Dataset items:
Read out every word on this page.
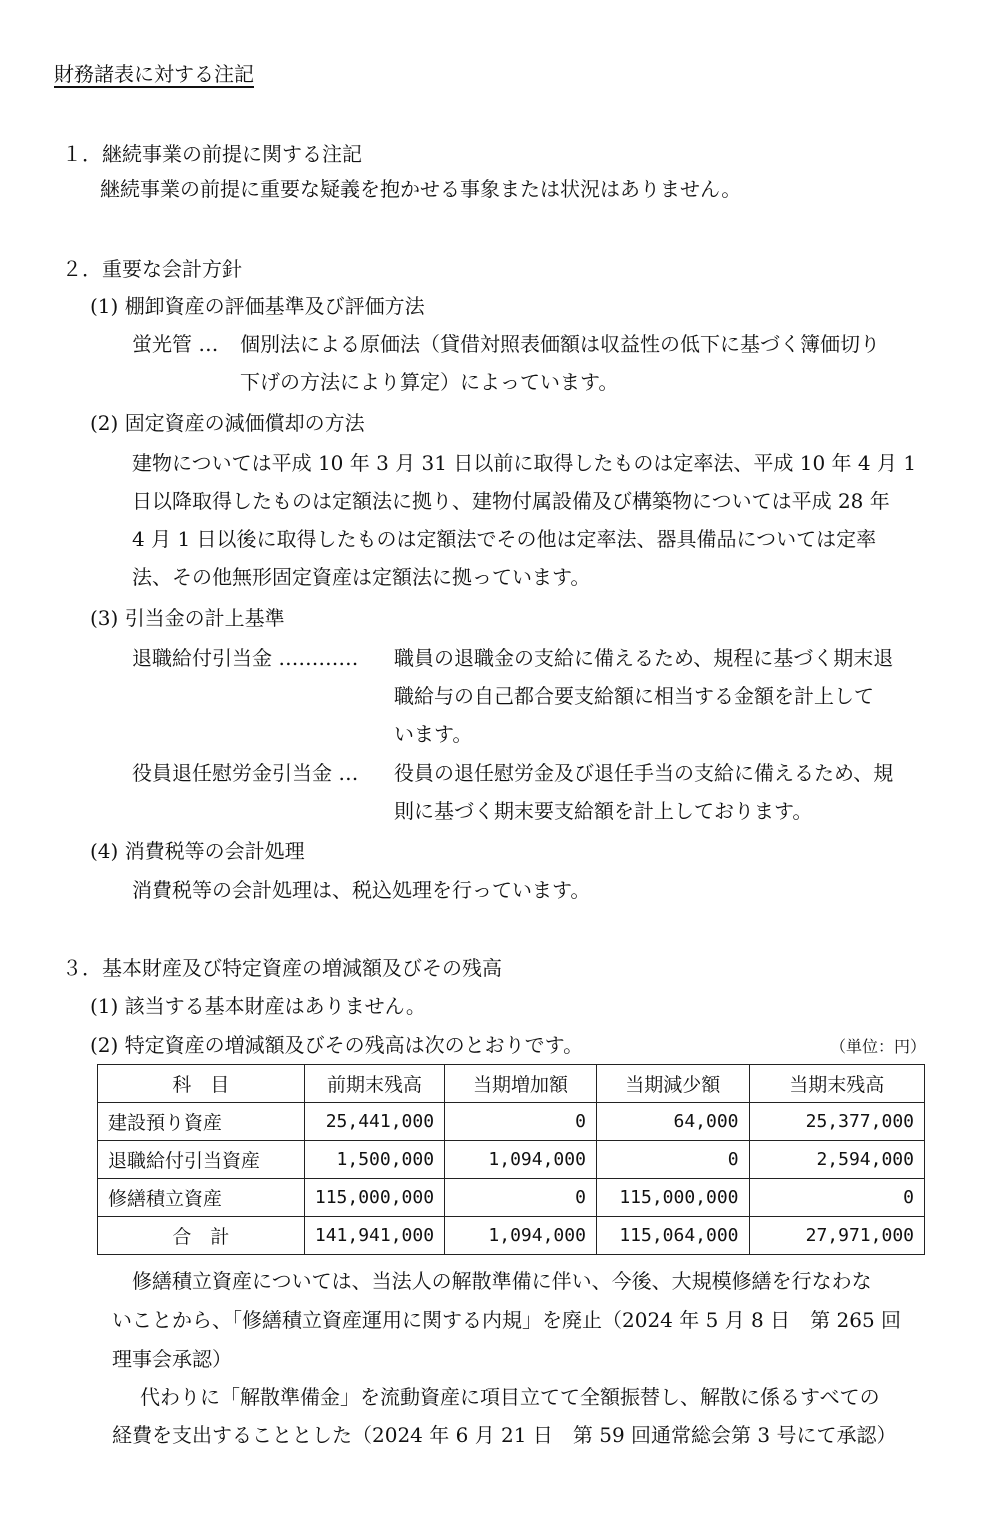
財務諸表に対する注記
１．継続事業の前提に関する注記
継続事業の前提に重要な疑義を抱かせる事象または状況はありません。
２．重要な会計方針
(1) 棚卸資産の評価基準及び評価方法
蛍光管 … 個別法による原価法（貸借対照表価額は収益性の低下に基づく簿価切り
下げの方法により算定）によっています。
(2) 固定資産の減価償却の方法
建物については平成 10 年 3 月 31 日以前に取得したものは定率法、平成 10 年 4 月 1
日以降取得したものは定額法に拠り、建物付属設備及び構築物については平成 28 年
4 月 1 日以後に取得したものは定額法でその他は定率法、器具備品については定率
法、その他無形固定資産は定額法に拠っています。
(3) 引当金の計上基準
退職給付引当金 ………… 職員の退職金の支給に備えるため、規程に基づく期末退
職給与の自己都合要支給額に相当する金額を計上して
います。
役員退任慰労金引当金 … 役員の退任慰労金及び退任手当の支給に備えるため、規
則に基づく期末要支給額を計上しております。
(4) 消費税等の会計処理
消費税等の会計処理は、税込処理を行っています。
３．基本財産及び特定資産の増減額及びその残高
(1) 該当する基本財産はありません。
(2) 特定資産の増減額及びその残高は次のとおりです。	（単位：円）
科　目	前期末残高	当期増加額	当期減少額	当期末残高
建設預り資産	25,441,000	0	64,000	25,377,000
退職給付引当資産	1,500,000	1,094,000	0	2,594,000
修繕積立資産	115,000,000	0	115,000,000	0
合　計	141,941,000	1,094,000	115,064,000	27,971,000
修繕積立資産については、当法人の解散準備に伴い、今後、大規模修繕を行なわな
いことから、「修繕積立資産運用に関する内規」を廃止（2024 年 5 月 8 日　第 265 回
理事会承認）
代わりに「解散準備金」を流動資産に項目立てて全額振替し、解散に係るすべての
経費を支出することとした（2024 年 6 月 21 日　第 59 回通常総会第 3 号にて承認）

◆ Exercise task: All records must be output exactly as they are, except for the pictures, which are left out.

◆ Answer:
Read out every word on this page.
財務諸表に対する注記
１．継続事業の前提に関する注記
継続事業の前提に重要な疑義を抱かせる事象または状況はありません。
２．重要な会計方針
(1) 棚卸資産の評価基準及び評価方法
蛍光管 … 個別法による原価法（貸借対照表価額は収益性の低下に基づく簿価切り
下げの方法により算定）によっています。
(2) 固定資産の減価償却の方法
建物については平成 10 年 3 月 31 日以前に取得したものは定率法、平成 10 年 4 月 1
日以降取得したものは定額法に拠り、建物付属設備及び構築物については平成 28 年
4 月 1 日以後に取得したものは定額法でその他は定率法、器具備品については定率
法、その他無形固定資産は定額法に拠っています。
(3) 引当金の計上基準
退職給付引当金 ………… 職員の退職金の支給に備えるため、規程に基づく期末退
職給与の自己都合要支給額に相当する金額を計上して
います。
役員退任慰労金引当金 … 役員の退任慰労金及び退任手当の支給に備えるため、規
則に基づく期末要支給額を計上しております。
(4) 消費税等の会計処理
消費税等の会計処理は、税込処理を行っています。
３．基本財産及び特定資産の増減額及びその残高
(1) 該当する基本財産はありません。
(2) 特定資産の増減額及びその残高は次のとおりです。	（単位：円）
科　目	前期末残高	当期増加額	当期減少額	当期末残高
建設預り資産	25,441,000	0	64,000	25,377,000
退職給付引当資産	1,500,000	1,094,000	0	2,594,000
修繕積立資産	115,000,000	0	115,000,000	0
合　計	141,941,000	1,094,000	115,064,000	27,971,000
修繕積立資産については、当法人の解散準備に伴い、今後、大規模修繕を行なわな
いことから、「修繕積立資産運用に関する内規」を廃止（2024 年 5 月 8 日　第 265 回
理事会承認）
代わりに「解散準備金」を流動資産に項目立てて全額振替し、解散に係るすべての
経費を支出することとした（2024 年 6 月 21 日　第 59 回通常総会第 3 号にて承認）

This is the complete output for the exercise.